|
Over the weekend
I accompanied Susan to an Irish dancing competition in Emmitsburg Maryland,
just south of the Pennsylvania border. She has been dancing for a couple
of years, and this was her second competition. You might have thought
that people just danced for fun, but humans being what they are, dancing
is also a competitive sport, like ice skating. I had really intended to
work through the weekend, but when push came to shove the lure of riding
through autumn foothills to hear some fiddle playing and watch people
dance jigs was simply too powerful.
I had never heard
of Irish dancing until I saw it in the movie Backdraft, which was
the also the first time I thought fire fighting looked kind of cool. Shades
of things to come. Susan and I both possess authentic Irish last names
and reasonably direct bloodlines, so I think in our respective pursuits
we're doing our progenitors proud.
The feis
(pronounced, I discovered, "fesh") was held at a small college.
All ages compete at the event, and despite the best efforts of Michael
Flatley, the dancers are mostly female. The scene inside the athletic
center's large glass doors was chaotic, a swirl of brightly colored dressed
embroidered with complex Celtic knots. I have never seen quite so much
long tightly curled hair in one place in my life (competitors who lack
long frizzy hair frequently don hairpieces with flowing locks sewn into
them, which can lead to the disconcerting scene of a ten-year old detaching
a major clump of her hair like a radiation victim.)
Like the rescue
squad or most human endeavors, the Irish dance circuit is its own world,
with ways that are a mysterious to outsiders. The hair is only the beginning;
tradition proscribes and defines many elements of the dancers' look and
style. Each school has its own costume and teaches its own variations
on the traditional dances. There are smoldering rivalries between some
long-standing schools. Videotaping is prohibited at a feis, Susan told
me, because of fears that one school might try to steal another's steps.
Five separate
plywood "stages" were set up around college's large basketball
court, allowing different events to take place at the same time within
feet of each other. Each stage had its own live music, usually a fiddler,
filling the gym with a constant thrumming wail of Irish white noise. The
bleachers and areas around the stages were packed with people in all types
of traditional dance costumes, from the all black men's outfits to "solo
competitor" costumes (designed by the dancer herself) that were painfully
colorful.

(Data provided)
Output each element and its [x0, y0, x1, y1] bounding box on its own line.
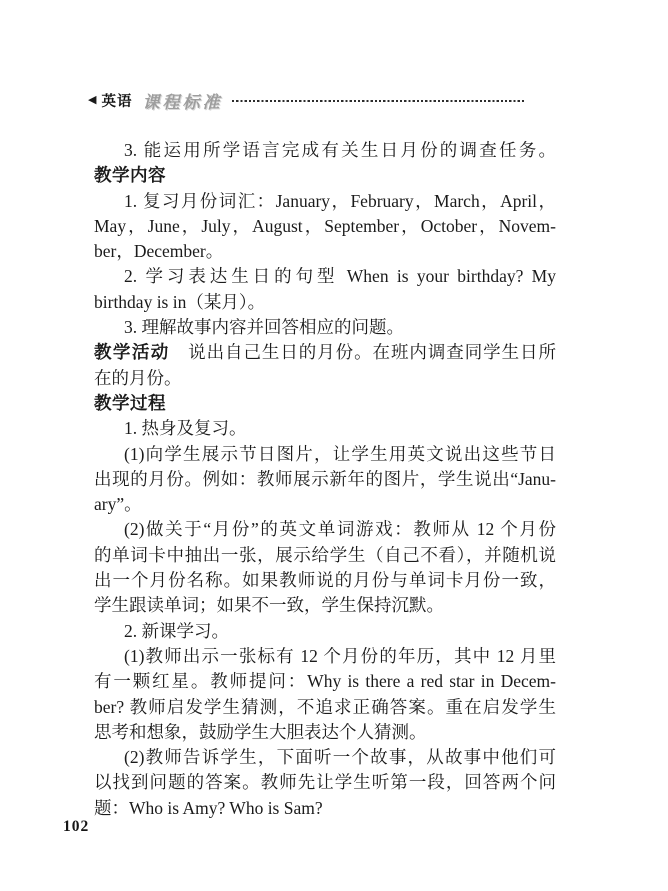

(Work to complete)
1. Could you reproduce the account of the Irish dancing competition word for word, everything from "Like the rescue" down to "steal another's steps."?
2. Do these statements agree with the account of the Irish dancing competition? Answer yes or no for each, quoting the words of the account that decide it.
(a) The event was Susan's second competition.
(b) Videotaping is allowed at a feis.
(c) Most of the dancers at the event are male.

(Task-by-task results)
1.
Like the rescue
squad or most human endeavors, the Irish dance circuit is its own world,
with ways that are a mysterious to outsiders. The hair is only the beginning;
tradition proscribes and defines many elements of the dancers' look and
style. Each school has its own costume and teaches its own variations
on the traditional dances. There are smoldering rivalries between some
long-standing schools. Videotaping is prohibited at a feis, Susan told
me, because of fears that one school might try to steal another's steps.

2.
(a) Yes: "this was her second competition."
(b) No: "Videotaping is prohibited at a feis"
(c) No: "the dancers are mostly female."